▶ What to produce: Would you duplicate, character for character, the stretch of entries from the very first line through the line containing "bar-segment <box>1401 219 1504 260</box>", with both of those lines included?

▶ Material shown:
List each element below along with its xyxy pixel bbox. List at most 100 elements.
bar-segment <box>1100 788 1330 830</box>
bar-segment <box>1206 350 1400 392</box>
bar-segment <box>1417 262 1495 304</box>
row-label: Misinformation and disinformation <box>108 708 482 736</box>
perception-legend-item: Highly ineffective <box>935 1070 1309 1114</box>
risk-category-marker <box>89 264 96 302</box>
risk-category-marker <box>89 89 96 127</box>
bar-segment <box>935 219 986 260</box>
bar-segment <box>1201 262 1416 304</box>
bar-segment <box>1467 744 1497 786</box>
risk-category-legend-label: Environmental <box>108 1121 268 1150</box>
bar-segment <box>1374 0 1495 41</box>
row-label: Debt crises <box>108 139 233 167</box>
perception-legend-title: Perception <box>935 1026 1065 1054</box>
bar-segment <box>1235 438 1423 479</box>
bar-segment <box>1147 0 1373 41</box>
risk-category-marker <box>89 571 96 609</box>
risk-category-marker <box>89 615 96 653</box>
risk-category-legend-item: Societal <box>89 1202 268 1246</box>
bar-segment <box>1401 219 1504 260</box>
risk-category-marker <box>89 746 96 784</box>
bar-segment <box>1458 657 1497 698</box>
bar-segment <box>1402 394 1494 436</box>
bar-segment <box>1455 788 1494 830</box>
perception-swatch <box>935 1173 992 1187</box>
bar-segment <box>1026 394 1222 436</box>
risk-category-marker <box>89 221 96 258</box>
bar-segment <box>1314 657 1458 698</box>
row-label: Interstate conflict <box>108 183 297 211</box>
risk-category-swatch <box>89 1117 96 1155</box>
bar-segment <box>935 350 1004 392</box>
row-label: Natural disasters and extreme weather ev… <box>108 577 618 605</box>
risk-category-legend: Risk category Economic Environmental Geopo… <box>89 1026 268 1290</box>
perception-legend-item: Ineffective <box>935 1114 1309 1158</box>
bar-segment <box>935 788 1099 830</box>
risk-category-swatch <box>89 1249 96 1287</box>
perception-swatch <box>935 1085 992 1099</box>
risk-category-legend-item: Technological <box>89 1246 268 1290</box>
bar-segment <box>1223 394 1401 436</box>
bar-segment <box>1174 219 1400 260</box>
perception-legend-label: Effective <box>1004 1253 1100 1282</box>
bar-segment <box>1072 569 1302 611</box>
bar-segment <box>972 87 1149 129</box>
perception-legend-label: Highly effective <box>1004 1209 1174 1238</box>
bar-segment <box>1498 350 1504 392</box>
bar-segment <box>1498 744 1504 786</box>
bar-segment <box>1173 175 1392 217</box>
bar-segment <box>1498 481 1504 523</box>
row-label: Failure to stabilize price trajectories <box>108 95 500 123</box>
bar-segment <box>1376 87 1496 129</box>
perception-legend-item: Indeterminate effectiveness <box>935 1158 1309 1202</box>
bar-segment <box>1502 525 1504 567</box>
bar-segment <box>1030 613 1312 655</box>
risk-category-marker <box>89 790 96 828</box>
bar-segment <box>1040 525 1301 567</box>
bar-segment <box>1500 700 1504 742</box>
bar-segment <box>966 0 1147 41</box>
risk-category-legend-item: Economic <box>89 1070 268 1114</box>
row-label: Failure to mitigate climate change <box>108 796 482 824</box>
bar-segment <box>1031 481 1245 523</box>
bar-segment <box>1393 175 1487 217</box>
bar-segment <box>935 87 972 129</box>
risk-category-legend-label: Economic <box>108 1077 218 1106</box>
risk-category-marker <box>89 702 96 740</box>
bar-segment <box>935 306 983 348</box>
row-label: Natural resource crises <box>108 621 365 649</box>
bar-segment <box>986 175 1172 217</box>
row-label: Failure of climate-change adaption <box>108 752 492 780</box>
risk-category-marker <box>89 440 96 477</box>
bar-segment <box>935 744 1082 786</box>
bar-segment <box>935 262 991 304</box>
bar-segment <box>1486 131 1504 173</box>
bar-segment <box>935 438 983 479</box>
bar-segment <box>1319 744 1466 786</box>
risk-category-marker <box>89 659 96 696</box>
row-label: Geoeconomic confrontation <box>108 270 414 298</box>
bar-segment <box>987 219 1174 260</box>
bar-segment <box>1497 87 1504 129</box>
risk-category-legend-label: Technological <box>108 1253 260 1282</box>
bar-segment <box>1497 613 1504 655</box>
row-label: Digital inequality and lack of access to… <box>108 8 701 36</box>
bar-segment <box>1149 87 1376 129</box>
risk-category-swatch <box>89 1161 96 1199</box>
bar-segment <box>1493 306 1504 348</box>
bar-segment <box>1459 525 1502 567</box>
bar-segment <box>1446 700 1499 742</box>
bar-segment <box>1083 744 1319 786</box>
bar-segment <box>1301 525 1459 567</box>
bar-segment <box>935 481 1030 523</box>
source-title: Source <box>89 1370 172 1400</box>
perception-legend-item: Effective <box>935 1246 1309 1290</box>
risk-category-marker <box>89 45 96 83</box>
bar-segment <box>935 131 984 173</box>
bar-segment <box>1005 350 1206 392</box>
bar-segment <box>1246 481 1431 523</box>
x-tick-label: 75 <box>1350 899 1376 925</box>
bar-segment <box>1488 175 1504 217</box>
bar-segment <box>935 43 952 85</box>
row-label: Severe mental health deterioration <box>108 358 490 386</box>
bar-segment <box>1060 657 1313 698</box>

▶ Response to this exercise:
List each element below along with its xyxy pixel bbox. List at most 100 elements.
bar-segment <box>1100 788 1330 830</box>
bar-segment <box>1206 350 1400 392</box>
bar-segment <box>1417 262 1495 304</box>
row-label: Misinformation and disinformation <box>108 708 482 736</box>
perception-legend-item: Highly ineffective <box>935 1070 1309 1114</box>
risk-category-marker <box>89 264 96 302</box>
risk-category-marker <box>89 89 96 127</box>
bar-segment <box>935 219 986 260</box>
bar-segment <box>1201 262 1416 304</box>
bar-segment <box>1467 744 1497 786</box>
risk-category-legend-label: Environmental <box>108 1121 268 1150</box>
bar-segment <box>1374 0 1495 41</box>
row-label: Debt crises <box>108 139 233 167</box>
perception-legend-title: Perception <box>935 1026 1065 1054</box>
bar-segment <box>1235 438 1423 479</box>
bar-segment <box>1147 0 1373 41</box>
risk-category-marker <box>89 571 96 609</box>
risk-category-marker <box>89 615 96 653</box>
risk-category-legend-item: Societal <box>89 1202 268 1246</box>
bar-segment <box>1401 219 1504 260</box>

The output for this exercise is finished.